TASK TO COMPLETE
Leave out any pictures and transcribe all other data below exactly.

RECORD SET
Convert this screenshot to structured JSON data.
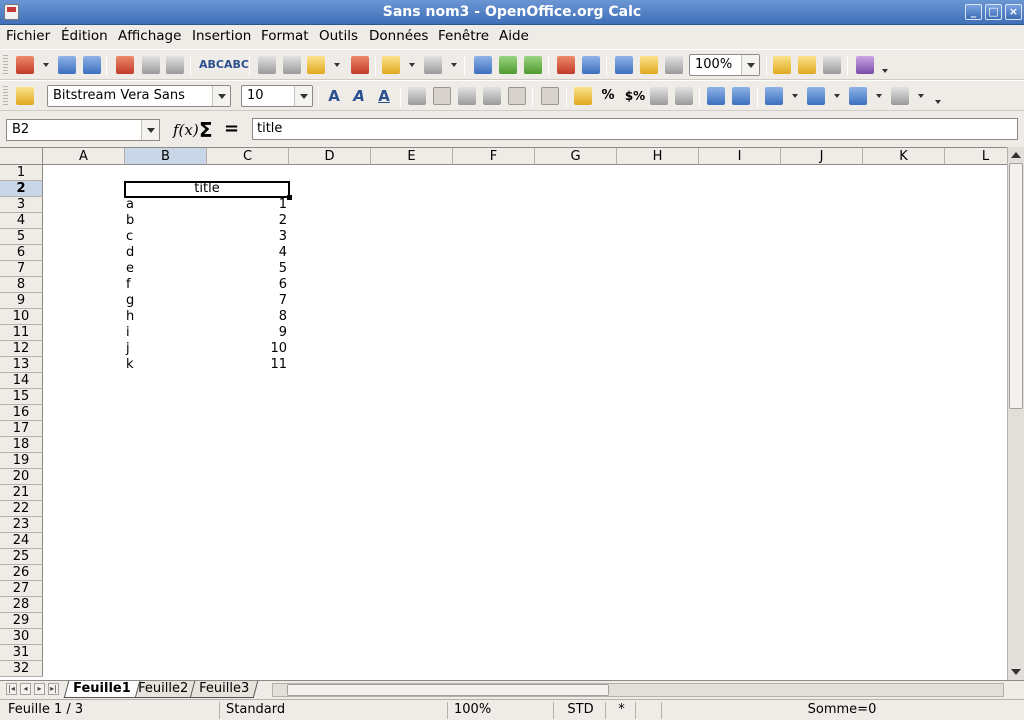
{
  "window": {
    "title": "Sans nom3 - OpenOffice.org Calc",
    "buttons": {
      "minimize": "_",
      "maximize": "□",
      "close": "×"
    }
  },
  "menubar": {
    "items": [
      "Fichier",
      "Édition",
      "Affichage",
      "Insertion",
      "Format",
      "Outils",
      "Données",
      "Fenêtre",
      "Aide"
    ]
  },
  "standard_toolbar": {
    "zoom_value": "100%",
    "icons": [
      "new-icon",
      "open-icon",
      "save-icon",
      "export-pdf-icon",
      "print-icon",
      "page-preview-icon",
      "spellcheck-icon",
      "autospellcheck-icon",
      "cut-icon",
      "copy-icon",
      "paste-icon",
      "format-paintbrush-icon",
      "undo-icon",
      "redo-icon",
      "hyperlink-icon",
      "sort-ascending-icon",
      "sort-descending-icon",
      "chart-icon",
      "draw-functions-icon",
      "navigator-icon",
      "gallery-icon",
      "data-sources-icon",
      "zoom-icon",
      "edit-file-icon",
      "insert-icon",
      "insert-object-icon",
      "help-icon"
    ]
  },
  "formatting_toolbar": {
    "font_name": "Bitstream Vera Sans",
    "font_size": "10",
    "percent_label": "%",
    "currency_label": "$%"
  },
  "formula_bar": {
    "name_box": "B2",
    "function_wizard_icon": "fx-icon",
    "sum_symbol": "Σ",
    "equals_symbol": "=",
    "formula_content": "title"
  },
  "grid": {
    "columns": [
      "A",
      "B",
      "C",
      "D",
      "E",
      "F",
      "G",
      "H",
      "I",
      "J",
      "K",
      "L"
    ],
    "selected_column": "B",
    "rows": [
      "1",
      "2",
      "3",
      "4",
      "5",
      "6",
      "7",
      "8",
      "9",
      "10",
      "11",
      "12",
      "13",
      "14",
      "15",
      "16",
      "17",
      "18",
      "19",
      "20",
      "21",
      "22",
      "23",
      "24",
      "25",
      "26",
      "27",
      "28",
      "29",
      "30",
      "31",
      "32"
    ],
    "selected_row": "2",
    "title_cell": "title",
    "data_rows": [
      {
        "label": "a",
        "value": "1"
      },
      {
        "label": "b",
        "value": "2"
      },
      {
        "label": "c",
        "value": "3"
      },
      {
        "label": "d",
        "value": "4"
      },
      {
        "label": "e",
        "value": "5"
      },
      {
        "label": "f",
        "value": "6"
      },
      {
        "label": "g",
        "value": "7"
      },
      {
        "label": "h",
        "value": "8"
      },
      {
        "label": "i",
        "value": "9"
      },
      {
        "label": "j",
        "value": "10"
      },
      {
        "label": "k",
        "value": "11"
      }
    ]
  },
  "sheet_tabs": {
    "tabs": [
      "Feuille1",
      "Feuille2",
      "Feuille3"
    ],
    "active": "Feuille1"
  },
  "statusbar": {
    "sheet_position": "Feuille 1 / 3",
    "page_style": "Standard",
    "zoom": "100%",
    "selection_mode": "STD",
    "modified_indicator": "*",
    "sum": "Somme=0"
  },
  "colors": {
    "titlebar": "#3f6fb8",
    "selected_header": "#c9d6e8",
    "background": "#efebe7"
  }
}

EXPECTED OUTPUT
Convert this screenshot to structured JSON data.
{
  "window": {
    "title": "Sans nom3 - OpenOffice.org Calc",
    "buttons": {
      "minimize": "_",
      "maximize": "□",
      "close": "×"
    }
  },
  "menubar": {
    "items": [
      "Fichier",
      "Édition",
      "Affichage",
      "Insertion",
      "Format",
      "Outils",
      "Données",
      "Fenêtre",
      "Aide"
    ]
  },
  "standard_toolbar": {
    "zoom_value": "100%",
    "icons": [
      "new-icon",
      "open-icon",
      "save-icon",
      "export-pdf-icon",
      "print-icon",
      "page-preview-icon",
      "spellcheck-icon",
      "autospellcheck-icon",
      "cut-icon",
      "copy-icon",
      "paste-icon",
      "format-paintbrush-icon",
      "undo-icon",
      "redo-icon",
      "hyperlink-icon",
      "sort-ascending-icon",
      "sort-descending-icon",
      "chart-icon",
      "draw-functions-icon",
      "navigator-icon",
      "gallery-icon",
      "data-sources-icon",
      "zoom-icon",
      "edit-file-icon",
      "insert-icon",
      "insert-object-icon",
      "help-icon"
    ]
  },
  "formatting_toolbar": {
    "font_name": "Bitstream Vera Sans",
    "font_size": "10",
    "percent_label": "%",
    "currency_label": "$%"
  },
  "formula_bar": {
    "name_box": "B2",
    "function_wizard_icon": "fx-icon",
    "sum_symbol": "Σ",
    "equals_symbol": "=",
    "formula_content": "title"
  },
  "grid": {
    "columns": [
      "A",
      "B",
      "C",
      "D",
      "E",
      "F",
      "G",
      "H",
      "I",
      "J",
      "K",
      "L"
    ],
    "selected_column": "B",
    "rows": [
      "1",
      "2",
      "3",
      "4",
      "5",
      "6",
      "7",
      "8",
      "9",
      "10",
      "11",
      "12",
      "13",
      "14",
      "15",
      "16",
      "17",
      "18",
      "19",
      "20",
      "21",
      "22",
      "23",
      "24",
      "25",
      "26",
      "27",
      "28",
      "29",
      "30",
      "31",
      "32"
    ],
    "selected_row": "2",
    "title_cell": "title",
    "data_rows": [
      {
        "label": "a",
        "value": "1"
      },
      {
        "label": "b",
        "value": "2"
      },
      {
        "label": "c",
        "value": "3"
      },
      {
        "label": "d",
        "value": "4"
      },
      {
        "label": "e",
        "value": "5"
      },
      {
        "label": "f",
        "value": "6"
      },
      {
        "label": "g",
        "value": "7"
      },
      {
        "label": "h",
        "value": "8"
      },
      {
        "label": "i",
        "value": "9"
      },
      {
        "label": "j",
        "value": "10"
      },
      {
        "label": "k",
        "value": "11"
      }
    ]
  },
  "sheet_tabs": {
    "tabs": [
      "Feuille1",
      "Feuille2",
      "Feuille3"
    ],
    "active": "Feuille1"
  },
  "statusbar": {
    "sheet_position": "Feuille 1 / 3",
    "page_style": "Standard",
    "zoom": "100%",
    "selection_mode": "STD",
    "modified_indicator": "*",
    "sum": "Somme=0"
  },
  "colors": {
    "titlebar": "#3f6fb8",
    "selected_header": "#c9d6e8",
    "background": "#efebe7"
  }
}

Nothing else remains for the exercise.